__Document extract__:
##########
The masks we wear.

If you’ve read much of what I’ve shared on social media, you may have noticed that a lot of it has changed over the past couple of years.

That’s the thing about spending time building something.

Or about making anything, really.

You can’t fake it forever.

Eventually, if you spend enough time with your work, the truth starts to bleed out.

It just finds a way.

Regardless of the grand story you want to tell.

You just start blurting out the words you need someone to hear.

I used to write about winning.

About leadership.

About the business of building.

All the right words in all the right places.

The copy was clear, confident, controlled.

And if you’d visited this site, even as recently as last week, you’d have found a lot of polish.

Neat headlines.

Strong statements.

The kind of language that wants to inspire.

If you’d asked the Homepage:

I was “An adventurer driven to help others push through difficulty, lean into change, and explore what’s possible.”

And the About page said (with a poor attempt at humility) that:

“I didn’t always get to spend my days growing careers, unlocking capability, and hanging out at the ocean.”

There even was a quote from T.S. Eliot, as though that might make the whole thing feel profound.

It was barely above the footer, of all places.

If you’re smiling at the above, or even cringing a little, it’s alright.

I am too.

It was a version of me who had it all figured out.

Systems to optimise.

Frameworks to scale.

A few questions, but mainly answers.
##########
__Given data__:

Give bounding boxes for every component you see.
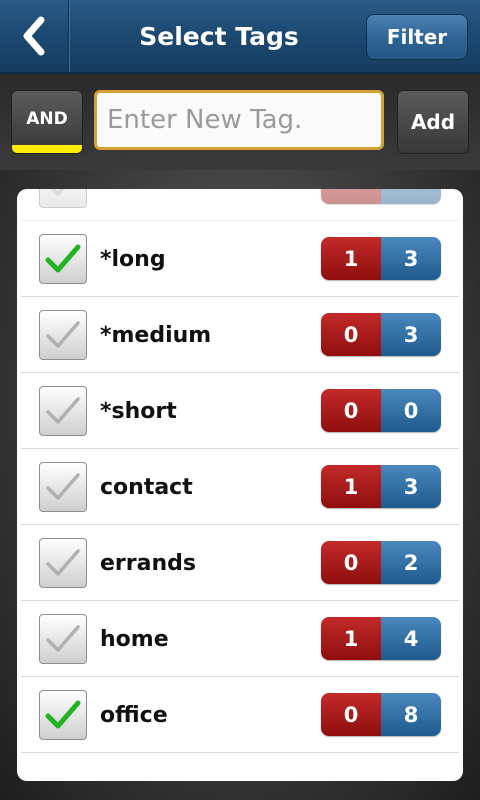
- tag-row[interactable]: [21, 189, 459, 221]
- filter-button[interactable]: Filter: [366, 14, 468, 60]
- tag-count-red: [321, 189, 381, 204]
- tag-count-blue: 3: [381, 465, 441, 508]
- tag-count-badge: 13: [321, 465, 441, 508]
- tag-count-blue: 4: [381, 617, 441, 660]
- checkmark-icon: [46, 473, 80, 500]
- tag-row[interactable]: contact 1 3: [21, 449, 459, 525]
- chevron-left-icon: [23, 16, 45, 56]
- checkmark-icon: [46, 549, 80, 576]
- tag-count-badge: 02: [321, 541, 441, 584]
- tag-row[interactable]: *long 1 3: [21, 221, 459, 297]
- tag-count-red: 0: [321, 693, 381, 736]
- tag-count-blue: 8: [381, 693, 441, 736]
- checkmark-icon: [46, 321, 80, 348]
- tag-count-red: 1: [321, 617, 381, 660]
- tag-count-badge: 08: [321, 693, 441, 736]
- tag-label: *medium: [100, 322, 212, 348]
- add-tag-button[interactable]: Add: [397, 90, 469, 154]
- and-active-indicator: [12, 145, 82, 153]
- checkmark-icon: [46, 397, 80, 424]
- back-button[interactable]: [0, 0, 69, 72]
- tag-label: *long: [100, 246, 166, 272]
- tag-checkbox[interactable]: [39, 462, 87, 512]
- tag-label: errands: [100, 550, 196, 576]
- tag-checkbox[interactable]: [39, 538, 87, 588]
- title-bar: Select Tags Filter: [0, 0, 480, 74]
- tag-row[interactable]: *short 0 0: [21, 373, 459, 449]
- tag-count-red: 1: [321, 237, 381, 280]
- tag-checkbox[interactable]: [39, 189, 87, 208]
- tag-count-blue: 2: [381, 541, 441, 584]
- tag-checkbox[interactable]: [39, 690, 87, 740]
- checkmark-icon: [45, 244, 81, 273]
- tag-checkbox[interactable]: [39, 310, 87, 360]
- tag-list-panel[interactable]: *long 1 3 *medium 0 3 *short 0 0 contact 1 3 errands…: [17, 189, 463, 781]
- tag-count-blue: [381, 189, 441, 204]
- tag-row[interactable]: errands 0 2: [21, 525, 459, 601]
- tag-count-blue: 3: [381, 313, 441, 356]
- tag-row[interactable]: home 1 4: [21, 601, 459, 677]
- tag-count-red: 1: [321, 465, 381, 508]
- page-title: Select Tags: [139, 21, 299, 51]
- tag-toolbar: AND Add: [0, 74, 480, 170]
- tag-count-red: 0: [321, 541, 381, 584]
- tag-label: *short: [100, 398, 177, 424]
- tag-checkbox[interactable]: [39, 614, 87, 664]
- tag-count-badge: 00: [321, 389, 441, 432]
- checkmark-icon: [45, 700, 81, 729]
- tag-checkbox[interactable]: [39, 386, 87, 436]
- tag-checkbox[interactable]: [39, 234, 87, 284]
- tag-count-badge: 03: [321, 313, 441, 356]
- checkmark-icon: [50, 189, 65, 196]
- new-tag-input[interactable]: [94, 90, 384, 150]
- tag-label: contact: [100, 474, 193, 500]
- tag-count-badge: 13: [321, 237, 441, 280]
- tag-count-blue: 0: [381, 389, 441, 432]
- tag-row[interactable]: *medium 0 3: [21, 297, 459, 373]
- tag-label: home: [100, 626, 169, 652]
- tag-list: *long 1 3 *medium 0 3 *short 0 0 contact 1 3 errands…: [17, 189, 463, 753]
- tag-count-badge: [321, 189, 441, 204]
- tag-count-red: 0: [321, 313, 381, 356]
- tag-count-blue: 3: [381, 237, 441, 280]
- and-label: AND: [26, 109, 68, 129]
- tag-count-badge: 14: [321, 617, 441, 660]
- and-toggle-button[interactable]: AND: [11, 90, 83, 154]
- tag-label: office: [100, 702, 168, 728]
- checkmark-icon: [46, 625, 80, 652]
- tag-row[interactable]: office 0 8: [21, 677, 459, 753]
- tag-count-red: 0: [321, 389, 381, 432]
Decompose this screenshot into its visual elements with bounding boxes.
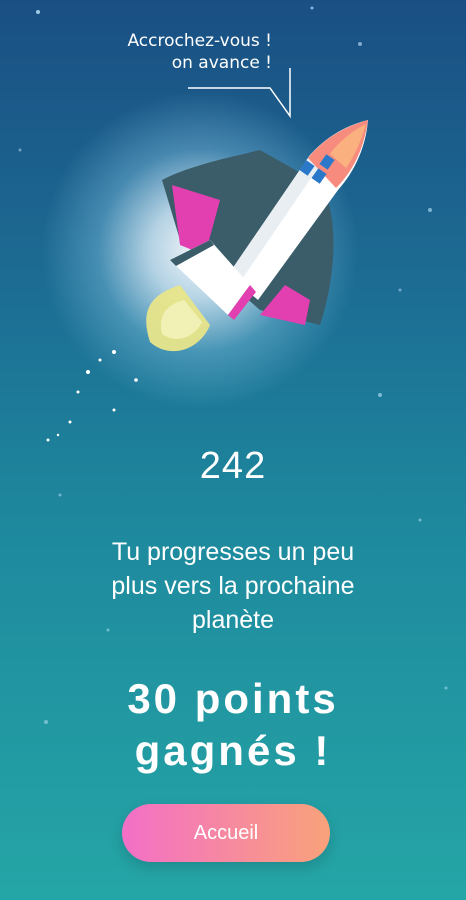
speech-line-1: Accrochez-vous ! — [127, 31, 272, 51]
progress-message-line-1: Tu progresses un peu — [111, 538, 355, 566]
progress-message-line-2: plus vers la prochaine — [111, 572, 355, 600]
points-earned-line-2: gagnés ! — [134, 727, 332, 774]
progress-message-line-3: planète — [191, 606, 275, 634]
progress-count: 242 — [199, 445, 267, 487]
points-earned: 30 points gagnés ! — [30, 673, 436, 777]
screen: Accrochez-vous ! on avance ! 242 Tu prog… — [0, 0, 466, 900]
sparkle-trail — [46, 350, 138, 442]
points-earned-line-1: 30 points — [127, 675, 339, 722]
progress-message: Tu progresses un peu plus vers la procha… — [60, 535, 406, 637]
home-button[interactable]: Accueil — [122, 804, 330, 862]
##########
__Problem set__:
1. For the masks piece, mark each statement true or false: (a) the T.S. Eliot quote sat close to the footer of the site; (b) the Homepage described the writer as a leader who builds businesses; (c) the writer once wrote about winning. Answer yes or no for each and quote the words that decide it.
2. Please reproduce word for word the stretch of the masks piece from "If you’d asked" through "of all places.".
None of the material is needed here.

__Full solutions__:
1.
(a) Yes: "It was barely above the footer, of all places."
(b) No: "I was “An adventurer driven to help others push through difficulty, lean into change, and explore what’s possible.”"
(c) Yes: "I used to write about winning."

2.
If you’d asked the Homepage:

I was “An adventurer driven to help others push through difficulty, lean into change, and explore what’s possible.”

And the About page said (with a poor attempt at humility) that:

“I didn’t always get to spend my days growing careers, unlocking capability, and hanging out at the ocean.”

There even was a quote from T.S. Eliot, as though that might make the whole thing feel profound.

It was barely above the footer, of all places.